Look below and pull out each line with the word "влияние".

[Data excerpts]
....

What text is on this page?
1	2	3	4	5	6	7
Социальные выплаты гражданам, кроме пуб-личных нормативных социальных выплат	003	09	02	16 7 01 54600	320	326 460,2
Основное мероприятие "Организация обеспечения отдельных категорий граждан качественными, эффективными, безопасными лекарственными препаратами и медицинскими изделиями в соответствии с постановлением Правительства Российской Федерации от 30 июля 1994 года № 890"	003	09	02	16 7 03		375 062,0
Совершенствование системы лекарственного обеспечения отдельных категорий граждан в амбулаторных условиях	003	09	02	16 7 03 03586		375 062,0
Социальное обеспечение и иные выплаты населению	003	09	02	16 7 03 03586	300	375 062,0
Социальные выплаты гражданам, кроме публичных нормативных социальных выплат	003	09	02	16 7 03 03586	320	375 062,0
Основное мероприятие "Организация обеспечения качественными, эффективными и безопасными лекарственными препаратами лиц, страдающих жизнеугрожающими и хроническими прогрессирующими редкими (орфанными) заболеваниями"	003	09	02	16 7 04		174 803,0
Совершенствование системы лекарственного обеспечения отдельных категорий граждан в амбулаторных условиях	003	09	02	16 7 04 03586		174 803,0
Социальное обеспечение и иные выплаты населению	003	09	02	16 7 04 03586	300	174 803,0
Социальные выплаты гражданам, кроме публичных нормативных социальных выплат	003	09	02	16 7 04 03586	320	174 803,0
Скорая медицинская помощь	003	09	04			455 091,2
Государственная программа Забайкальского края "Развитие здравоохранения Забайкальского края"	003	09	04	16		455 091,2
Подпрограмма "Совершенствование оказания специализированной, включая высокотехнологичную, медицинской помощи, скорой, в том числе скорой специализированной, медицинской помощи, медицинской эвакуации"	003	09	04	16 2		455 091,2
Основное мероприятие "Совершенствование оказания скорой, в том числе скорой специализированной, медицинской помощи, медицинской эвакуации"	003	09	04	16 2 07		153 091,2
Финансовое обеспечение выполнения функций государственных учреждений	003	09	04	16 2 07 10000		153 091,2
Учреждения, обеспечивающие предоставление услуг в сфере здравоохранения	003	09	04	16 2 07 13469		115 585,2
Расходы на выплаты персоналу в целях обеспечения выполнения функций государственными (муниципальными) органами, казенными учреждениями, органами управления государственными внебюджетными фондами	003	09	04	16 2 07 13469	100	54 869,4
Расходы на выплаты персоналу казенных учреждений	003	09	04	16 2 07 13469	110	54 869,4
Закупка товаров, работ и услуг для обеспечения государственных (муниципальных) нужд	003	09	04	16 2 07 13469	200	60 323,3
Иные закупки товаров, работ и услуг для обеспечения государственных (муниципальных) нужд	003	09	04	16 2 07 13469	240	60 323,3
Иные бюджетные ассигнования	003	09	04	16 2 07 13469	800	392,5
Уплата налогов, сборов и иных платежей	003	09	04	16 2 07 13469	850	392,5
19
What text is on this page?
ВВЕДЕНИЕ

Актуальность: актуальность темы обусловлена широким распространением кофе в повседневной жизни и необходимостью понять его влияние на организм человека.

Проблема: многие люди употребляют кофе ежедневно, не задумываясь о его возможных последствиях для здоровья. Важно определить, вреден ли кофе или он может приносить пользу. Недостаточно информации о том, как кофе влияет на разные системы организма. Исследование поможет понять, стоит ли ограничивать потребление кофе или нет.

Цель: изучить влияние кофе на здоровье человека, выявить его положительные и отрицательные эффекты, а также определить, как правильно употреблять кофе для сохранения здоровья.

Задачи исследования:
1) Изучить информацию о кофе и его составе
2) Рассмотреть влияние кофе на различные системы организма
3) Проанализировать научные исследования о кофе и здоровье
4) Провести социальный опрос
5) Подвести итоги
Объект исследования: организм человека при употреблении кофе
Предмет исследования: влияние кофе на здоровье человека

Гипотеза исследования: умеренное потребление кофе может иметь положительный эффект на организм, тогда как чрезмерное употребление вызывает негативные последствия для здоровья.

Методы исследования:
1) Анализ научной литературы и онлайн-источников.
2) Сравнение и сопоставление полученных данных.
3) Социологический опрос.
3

....

Task output -
Актуальность: актуальность темы обусловлена широким распространением кофе в повседневной жизни и необходимостью понять его влияние на организм человека.
Цель: изучить влияние кофе на здоровье человека, выявить его положительные и отрицательные эффекты, а также определить, как правильно употреблять кофе для сохранения здоровья.
2) Рассмотреть влияние кофе на различные системы организма
Предмет исследования: влияние кофе на здоровье человека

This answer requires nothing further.